Problem: Transcribe the records below exactly as they appear.

Recorded information:
+++
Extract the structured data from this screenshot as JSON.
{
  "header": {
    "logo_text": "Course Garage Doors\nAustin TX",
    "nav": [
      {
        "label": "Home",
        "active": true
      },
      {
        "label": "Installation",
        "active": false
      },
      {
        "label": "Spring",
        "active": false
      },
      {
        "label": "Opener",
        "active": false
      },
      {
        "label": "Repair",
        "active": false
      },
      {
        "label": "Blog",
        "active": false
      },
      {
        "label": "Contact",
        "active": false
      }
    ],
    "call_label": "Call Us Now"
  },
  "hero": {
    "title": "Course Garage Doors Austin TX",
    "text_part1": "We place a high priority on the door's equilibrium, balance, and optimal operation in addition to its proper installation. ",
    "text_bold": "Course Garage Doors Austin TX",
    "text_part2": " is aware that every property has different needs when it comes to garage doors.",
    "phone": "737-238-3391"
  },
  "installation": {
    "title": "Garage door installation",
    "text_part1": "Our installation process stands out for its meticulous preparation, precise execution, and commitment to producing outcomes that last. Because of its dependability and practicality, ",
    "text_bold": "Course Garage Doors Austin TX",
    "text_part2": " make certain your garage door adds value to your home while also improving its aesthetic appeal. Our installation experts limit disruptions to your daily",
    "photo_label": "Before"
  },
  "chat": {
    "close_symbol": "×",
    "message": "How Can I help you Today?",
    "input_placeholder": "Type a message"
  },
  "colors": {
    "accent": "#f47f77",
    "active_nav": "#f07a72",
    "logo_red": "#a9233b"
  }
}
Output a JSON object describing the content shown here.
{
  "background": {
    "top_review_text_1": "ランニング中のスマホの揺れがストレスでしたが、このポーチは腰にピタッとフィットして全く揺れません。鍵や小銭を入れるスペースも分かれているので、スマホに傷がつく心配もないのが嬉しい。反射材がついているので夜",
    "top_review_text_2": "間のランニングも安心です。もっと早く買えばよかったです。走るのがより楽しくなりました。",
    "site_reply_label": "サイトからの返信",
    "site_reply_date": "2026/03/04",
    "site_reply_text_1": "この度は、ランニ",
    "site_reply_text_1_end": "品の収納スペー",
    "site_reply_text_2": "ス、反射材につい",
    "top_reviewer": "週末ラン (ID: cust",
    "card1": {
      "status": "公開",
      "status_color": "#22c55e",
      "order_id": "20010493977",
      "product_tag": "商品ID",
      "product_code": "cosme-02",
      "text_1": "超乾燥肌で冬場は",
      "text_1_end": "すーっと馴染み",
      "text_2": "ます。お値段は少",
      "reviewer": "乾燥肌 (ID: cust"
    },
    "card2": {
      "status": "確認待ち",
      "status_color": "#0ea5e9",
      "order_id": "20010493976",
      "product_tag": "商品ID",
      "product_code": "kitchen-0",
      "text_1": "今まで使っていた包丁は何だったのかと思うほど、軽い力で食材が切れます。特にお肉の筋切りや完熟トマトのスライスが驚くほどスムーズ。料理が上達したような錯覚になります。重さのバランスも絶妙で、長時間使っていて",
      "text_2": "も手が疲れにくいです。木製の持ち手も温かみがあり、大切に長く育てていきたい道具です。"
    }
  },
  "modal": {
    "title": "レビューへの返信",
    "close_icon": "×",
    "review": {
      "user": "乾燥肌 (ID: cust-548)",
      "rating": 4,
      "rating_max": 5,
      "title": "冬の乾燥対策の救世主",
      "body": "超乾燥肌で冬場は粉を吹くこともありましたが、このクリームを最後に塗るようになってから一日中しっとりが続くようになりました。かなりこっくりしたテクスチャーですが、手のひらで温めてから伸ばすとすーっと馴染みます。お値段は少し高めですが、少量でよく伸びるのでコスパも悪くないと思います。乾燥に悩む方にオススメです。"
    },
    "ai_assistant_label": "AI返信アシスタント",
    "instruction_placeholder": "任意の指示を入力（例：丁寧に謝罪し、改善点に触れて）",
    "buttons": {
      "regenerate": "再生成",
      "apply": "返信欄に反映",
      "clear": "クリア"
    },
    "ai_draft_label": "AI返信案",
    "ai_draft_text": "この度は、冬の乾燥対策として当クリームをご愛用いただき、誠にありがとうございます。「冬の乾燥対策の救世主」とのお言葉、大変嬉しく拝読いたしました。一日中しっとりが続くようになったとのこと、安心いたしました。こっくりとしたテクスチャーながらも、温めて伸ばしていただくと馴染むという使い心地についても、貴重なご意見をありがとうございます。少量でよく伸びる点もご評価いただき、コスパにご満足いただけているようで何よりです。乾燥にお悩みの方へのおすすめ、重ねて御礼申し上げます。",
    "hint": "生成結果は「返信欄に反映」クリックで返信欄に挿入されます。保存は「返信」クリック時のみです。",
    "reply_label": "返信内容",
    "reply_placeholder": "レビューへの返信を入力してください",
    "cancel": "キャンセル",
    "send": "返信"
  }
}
+++
The reply:
Extract the structured data from this screenshot as JSON.
{
  "header": {
    "logo_text": "Course Garage Doors\nAustin TX",
    "nav": [
      {
        "label": "Home",
        "active": true
      },
      {
        "label": "Installation",
        "active": false
      },
      {
        "label": "Spring",
        "active": false
      },
      {
        "label": "Opener",
        "active": false
      },
      {
        "label": "Repair",
        "active": false
      },
      {
        "label": "Blog",
        "active": false
      },
      {
        "label": "Contact",
        "active": false
      }
    ],
    "call_label": "Call Us Now"
  },
  "hero": {
    "title": "Course Garage Doors Austin TX",
    "text_part1": "We place a high priority on the door's equilibrium, balance, and optimal operation in addition to its proper installation. ",
    "text_bold": "Course Garage Doors Austin TX",
    "text_part2": " is aware that every property has different needs when it comes to garage doors.",
    "phone": "737-238-3391"
  },
  "installation": {
    "title": "Garage door installation",
    "text_part1": "Our installation process stands out for its meticulous preparation, precise execution, and commitment to producing outcomes that last. Because of its dependability and practicality, ",
    "text_bold": "Course Garage Doors Austin TX",
    "text_part2": " make certain your garage door adds value to your home while also improving its aesthetic appeal. Our installation experts limit disruptions to your daily",
    "photo_label": "Before"
  },
  "chat": {
    "close_symbol": "×",
    "message": "How Can I help you Today?",
    "input_placeholder": "Type a message"
  },
  "colors": {
    "accent": "#f47f77",
    "active_nav": "#f07a72",
    "logo_red": "#a9233b"
  }
}
Output a JSON object describing the content shown here.
{
  "background": {
    "top_review_text_1": "ランニング中のスマホの揺れがストレスでしたが、このポーチは腰にピタッとフィットして全く揺れません。鍵や小銭を入れるスペースも分かれているので、スマホに傷がつく心配もないのが嬉しい。反射材がついているので夜",
    "top_review_text_2": "間のランニングも安心です。もっと早く買えばよかったです。走るのがより楽しくなりました。",
    "site_reply_label": "サイトからの返信",
    "site_reply_date": "2026/03/04",
    "site_reply_text_1": "この度は、ランニ",
    "site_reply_text_1_end": "品の収納スペー",
    "site_reply_text_2": "ス、反射材につい",
    "top_reviewer": "週末ラン (ID: cust",
    "card1": {
      "status": "公開",
      "status_color": "#22c55e",
      "order_id": "20010493977",
      "product_tag": "商品ID",
      "product_code": "cosme-02",
      "text_1": "超乾燥肌で冬場は",
      "text_1_end": "すーっと馴染み",
      "text_2": "ます。お値段は少",
      "reviewer": "乾燥肌 (ID: cust"
    },
    "card2": {
      "status": "確認待ち",
      "status_color": "#0ea5e9",
      "order_id": "20010493976",
      "product_tag": "商品ID",
      "product_code": "kitchen-0",
      "text_1": "今まで使っていた包丁は何だったのかと思うほど、軽い力で食材が切れます。特にお肉の筋切りや完熟トマトのスライスが驚くほどスムーズ。料理が上達したような錯覚になります。重さのバランスも絶妙で、長時間使っていて",
      "text_2": "も手が疲れにくいです。木製の持ち手も温かみがあり、大切に長く育てていきたい道具です。"
    }
  },
  "modal": {
    "title": "レビューへの返信",
    "close_icon": "×",
    "review": {
      "user": "乾燥肌 (ID: cust-548)",
      "rating": 4,
      "rating_max": 5,
      "title": "冬の乾燥対策の救世主",
      "body": "超乾燥肌で冬場は粉を吹くこともありましたが、このクリームを最後に塗るようになってから一日中しっとりが続くようになりました。かなりこっくりしたテクスチャーですが、手のひらで温めてから伸ばすとすーっと馴染みます。お値段は少し高めですが、少量でよく伸びるのでコスパも悪くないと思います。乾燥に悩む方にオススメです。"
    },
    "ai_assistant_label": "AI返信アシスタント",
    "instruction_placeholder": "任意の指示を入力（例：丁寧に謝罪し、改善点に触れて）",
    "buttons": {
      "regenerate": "再生成",
      "apply": "返信欄に反映",
      "clear": "クリア"
    },
    "ai_draft_label": "AI返信案",
    "ai_draft_text": "この度は、冬の乾燥対策として当クリームをご愛用いただき、誠にありがとうございます。「冬の乾燥対策の救世主」とのお言葉、大変嬉しく拝読いたしました。一日中しっとりが続くようになったとのこと、安心いたしました。こっくりとしたテクスチャーながらも、温めて伸ばしていただくと馴染むという使い心地についても、貴重なご意見をありがとうございます。少量でよく伸びる点もご評価いただき、コスパにご満足いただけているようで何よりです。乾燥にお悩みの方へのおすすめ、重ねて御礼申し上げます。",
    "hint": "生成結果は「返信欄に反映」クリックで返信欄に挿入されます。保存は「返信」クリック時のみです。",
    "reply_label": "返信内容",
    "reply_placeholder": "レビューへの返信を入力してください",
    "cancel": "キャンセル",
    "send": "返信"
  }
}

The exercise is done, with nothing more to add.